- SHORT EXERCISE
Identify each line below that contains the word "Concentração", and copy it out.

---------- DATA FOR THIS TASK ----------

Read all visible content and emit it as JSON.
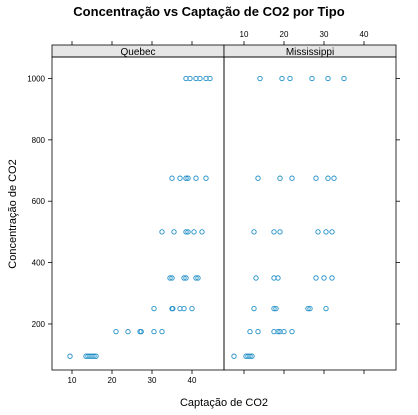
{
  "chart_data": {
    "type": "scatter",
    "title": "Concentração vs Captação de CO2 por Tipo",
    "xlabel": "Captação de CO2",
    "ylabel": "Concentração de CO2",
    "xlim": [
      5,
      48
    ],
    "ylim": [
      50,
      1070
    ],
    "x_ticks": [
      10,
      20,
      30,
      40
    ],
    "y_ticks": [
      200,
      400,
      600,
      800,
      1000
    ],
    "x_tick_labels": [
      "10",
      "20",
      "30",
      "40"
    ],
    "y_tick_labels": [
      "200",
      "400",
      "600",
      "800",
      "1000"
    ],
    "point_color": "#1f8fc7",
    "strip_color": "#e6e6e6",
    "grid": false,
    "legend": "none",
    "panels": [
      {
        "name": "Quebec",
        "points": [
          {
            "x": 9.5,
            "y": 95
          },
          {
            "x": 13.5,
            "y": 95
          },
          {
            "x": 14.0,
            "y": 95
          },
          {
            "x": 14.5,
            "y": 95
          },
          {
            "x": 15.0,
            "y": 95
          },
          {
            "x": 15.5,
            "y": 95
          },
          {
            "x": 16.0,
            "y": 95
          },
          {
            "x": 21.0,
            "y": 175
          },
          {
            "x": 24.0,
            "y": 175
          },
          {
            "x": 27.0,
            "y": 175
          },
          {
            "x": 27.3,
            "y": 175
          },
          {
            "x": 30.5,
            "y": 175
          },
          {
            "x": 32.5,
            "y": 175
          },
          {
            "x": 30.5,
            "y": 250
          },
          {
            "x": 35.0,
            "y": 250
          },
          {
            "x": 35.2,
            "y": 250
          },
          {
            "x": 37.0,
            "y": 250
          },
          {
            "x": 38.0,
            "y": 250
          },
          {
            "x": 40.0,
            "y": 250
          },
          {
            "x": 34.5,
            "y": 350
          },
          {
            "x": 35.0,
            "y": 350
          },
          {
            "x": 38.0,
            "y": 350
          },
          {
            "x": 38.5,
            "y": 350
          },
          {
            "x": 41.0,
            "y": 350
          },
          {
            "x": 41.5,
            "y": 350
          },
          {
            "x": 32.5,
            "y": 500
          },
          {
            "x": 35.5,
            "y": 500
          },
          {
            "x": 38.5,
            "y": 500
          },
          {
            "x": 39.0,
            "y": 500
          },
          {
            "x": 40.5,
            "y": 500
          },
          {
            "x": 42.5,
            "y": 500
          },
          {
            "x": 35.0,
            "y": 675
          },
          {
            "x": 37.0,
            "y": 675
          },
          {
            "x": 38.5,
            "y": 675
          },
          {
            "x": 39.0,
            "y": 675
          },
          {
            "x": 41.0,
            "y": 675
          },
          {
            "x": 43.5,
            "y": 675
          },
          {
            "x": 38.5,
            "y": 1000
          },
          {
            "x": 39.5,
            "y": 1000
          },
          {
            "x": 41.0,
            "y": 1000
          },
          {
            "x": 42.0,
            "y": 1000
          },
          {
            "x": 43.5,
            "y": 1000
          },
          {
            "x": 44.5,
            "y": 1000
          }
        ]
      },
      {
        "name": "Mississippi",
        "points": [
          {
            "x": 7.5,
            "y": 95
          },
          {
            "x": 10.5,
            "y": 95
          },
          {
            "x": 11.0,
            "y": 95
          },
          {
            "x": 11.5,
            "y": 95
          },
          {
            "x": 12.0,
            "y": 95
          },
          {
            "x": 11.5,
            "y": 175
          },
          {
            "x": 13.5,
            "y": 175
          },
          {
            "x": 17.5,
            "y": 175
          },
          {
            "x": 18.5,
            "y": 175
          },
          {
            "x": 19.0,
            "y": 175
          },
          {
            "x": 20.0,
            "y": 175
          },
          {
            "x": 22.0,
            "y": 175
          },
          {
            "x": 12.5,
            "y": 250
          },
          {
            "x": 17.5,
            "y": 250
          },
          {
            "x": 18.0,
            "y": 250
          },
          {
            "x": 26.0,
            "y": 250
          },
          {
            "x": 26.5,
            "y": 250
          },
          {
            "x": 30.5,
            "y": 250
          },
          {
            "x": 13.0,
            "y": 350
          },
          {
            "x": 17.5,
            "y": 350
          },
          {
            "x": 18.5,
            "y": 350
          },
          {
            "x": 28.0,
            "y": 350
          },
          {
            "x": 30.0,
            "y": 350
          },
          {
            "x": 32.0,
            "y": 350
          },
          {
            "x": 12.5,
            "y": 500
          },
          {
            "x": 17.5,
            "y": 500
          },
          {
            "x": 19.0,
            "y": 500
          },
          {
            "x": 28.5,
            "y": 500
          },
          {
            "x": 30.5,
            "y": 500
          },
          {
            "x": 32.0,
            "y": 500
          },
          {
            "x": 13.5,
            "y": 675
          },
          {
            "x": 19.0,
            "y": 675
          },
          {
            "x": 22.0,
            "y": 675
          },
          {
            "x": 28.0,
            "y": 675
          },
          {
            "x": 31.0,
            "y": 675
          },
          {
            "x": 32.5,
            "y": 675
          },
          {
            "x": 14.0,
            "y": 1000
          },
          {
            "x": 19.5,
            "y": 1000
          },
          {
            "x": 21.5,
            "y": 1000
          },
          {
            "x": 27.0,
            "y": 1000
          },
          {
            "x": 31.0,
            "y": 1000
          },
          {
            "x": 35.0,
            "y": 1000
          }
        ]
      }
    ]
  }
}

----------
---------- DATA FOR THIS TASK ----------

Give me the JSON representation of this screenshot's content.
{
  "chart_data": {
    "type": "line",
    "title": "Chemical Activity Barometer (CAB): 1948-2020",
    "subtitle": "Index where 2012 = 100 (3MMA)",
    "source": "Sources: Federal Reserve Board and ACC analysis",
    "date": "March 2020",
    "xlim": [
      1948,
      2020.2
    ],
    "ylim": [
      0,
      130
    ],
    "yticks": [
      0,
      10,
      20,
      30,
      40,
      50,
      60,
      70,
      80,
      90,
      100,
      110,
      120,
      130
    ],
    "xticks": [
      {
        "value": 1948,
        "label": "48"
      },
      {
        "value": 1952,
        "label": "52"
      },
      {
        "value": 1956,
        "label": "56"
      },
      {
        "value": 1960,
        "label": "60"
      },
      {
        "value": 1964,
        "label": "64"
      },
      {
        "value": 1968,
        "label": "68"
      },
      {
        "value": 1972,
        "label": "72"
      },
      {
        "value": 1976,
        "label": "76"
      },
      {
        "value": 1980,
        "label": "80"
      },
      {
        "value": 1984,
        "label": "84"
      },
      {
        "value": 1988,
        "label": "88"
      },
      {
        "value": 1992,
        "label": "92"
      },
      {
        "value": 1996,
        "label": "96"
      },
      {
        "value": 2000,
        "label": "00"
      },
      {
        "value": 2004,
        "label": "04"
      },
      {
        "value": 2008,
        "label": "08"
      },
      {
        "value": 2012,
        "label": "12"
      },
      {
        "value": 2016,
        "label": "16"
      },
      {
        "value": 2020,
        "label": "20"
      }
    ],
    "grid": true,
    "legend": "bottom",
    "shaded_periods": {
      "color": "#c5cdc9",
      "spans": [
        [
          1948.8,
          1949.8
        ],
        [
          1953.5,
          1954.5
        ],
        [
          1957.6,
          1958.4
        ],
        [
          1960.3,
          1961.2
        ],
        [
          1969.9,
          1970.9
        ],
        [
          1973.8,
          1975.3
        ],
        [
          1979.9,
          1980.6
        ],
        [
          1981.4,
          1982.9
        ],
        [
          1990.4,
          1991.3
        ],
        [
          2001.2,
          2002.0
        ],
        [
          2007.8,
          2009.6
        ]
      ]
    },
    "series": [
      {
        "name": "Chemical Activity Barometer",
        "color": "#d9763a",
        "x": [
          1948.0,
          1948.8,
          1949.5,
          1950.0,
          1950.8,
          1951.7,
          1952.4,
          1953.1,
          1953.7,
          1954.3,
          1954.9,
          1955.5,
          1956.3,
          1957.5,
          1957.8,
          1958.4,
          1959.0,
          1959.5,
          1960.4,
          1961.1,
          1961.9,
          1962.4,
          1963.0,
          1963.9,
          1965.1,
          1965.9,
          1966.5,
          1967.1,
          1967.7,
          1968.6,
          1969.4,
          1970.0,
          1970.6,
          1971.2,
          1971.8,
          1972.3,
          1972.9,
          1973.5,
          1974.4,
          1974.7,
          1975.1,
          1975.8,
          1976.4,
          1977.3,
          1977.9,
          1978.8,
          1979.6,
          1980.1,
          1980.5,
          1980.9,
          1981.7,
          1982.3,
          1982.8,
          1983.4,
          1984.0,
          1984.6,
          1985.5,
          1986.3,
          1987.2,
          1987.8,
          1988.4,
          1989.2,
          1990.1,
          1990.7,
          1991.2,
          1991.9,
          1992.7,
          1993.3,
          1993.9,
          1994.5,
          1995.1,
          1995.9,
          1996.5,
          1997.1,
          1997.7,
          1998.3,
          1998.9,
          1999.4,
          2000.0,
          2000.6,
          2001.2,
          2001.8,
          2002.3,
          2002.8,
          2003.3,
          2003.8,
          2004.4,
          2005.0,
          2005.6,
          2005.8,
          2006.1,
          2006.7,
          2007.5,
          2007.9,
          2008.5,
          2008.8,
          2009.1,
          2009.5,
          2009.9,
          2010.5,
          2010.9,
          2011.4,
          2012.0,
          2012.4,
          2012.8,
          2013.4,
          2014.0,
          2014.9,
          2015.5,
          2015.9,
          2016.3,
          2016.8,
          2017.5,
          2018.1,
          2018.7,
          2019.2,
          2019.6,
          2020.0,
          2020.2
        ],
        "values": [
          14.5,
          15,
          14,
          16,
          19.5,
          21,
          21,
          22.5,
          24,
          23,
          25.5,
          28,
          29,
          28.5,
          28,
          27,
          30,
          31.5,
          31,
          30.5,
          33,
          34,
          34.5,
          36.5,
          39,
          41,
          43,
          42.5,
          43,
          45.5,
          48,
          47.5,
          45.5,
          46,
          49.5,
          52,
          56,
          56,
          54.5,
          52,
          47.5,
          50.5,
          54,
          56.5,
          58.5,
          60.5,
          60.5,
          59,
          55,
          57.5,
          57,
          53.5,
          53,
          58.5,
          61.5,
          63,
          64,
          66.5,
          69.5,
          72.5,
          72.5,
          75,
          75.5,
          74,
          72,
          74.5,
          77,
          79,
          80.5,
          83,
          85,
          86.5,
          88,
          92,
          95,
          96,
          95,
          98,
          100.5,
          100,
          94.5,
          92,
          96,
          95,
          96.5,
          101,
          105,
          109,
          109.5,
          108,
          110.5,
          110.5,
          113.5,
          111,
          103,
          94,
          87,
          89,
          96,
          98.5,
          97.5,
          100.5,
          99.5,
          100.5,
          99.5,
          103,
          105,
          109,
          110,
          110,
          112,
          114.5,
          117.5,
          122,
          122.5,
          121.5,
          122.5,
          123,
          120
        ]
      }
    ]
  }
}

----------

- THE RESPONSE
    "title": "Concentração vs Captação de CO2 por Tipo",
    "ylabel": "Concentração de CO2",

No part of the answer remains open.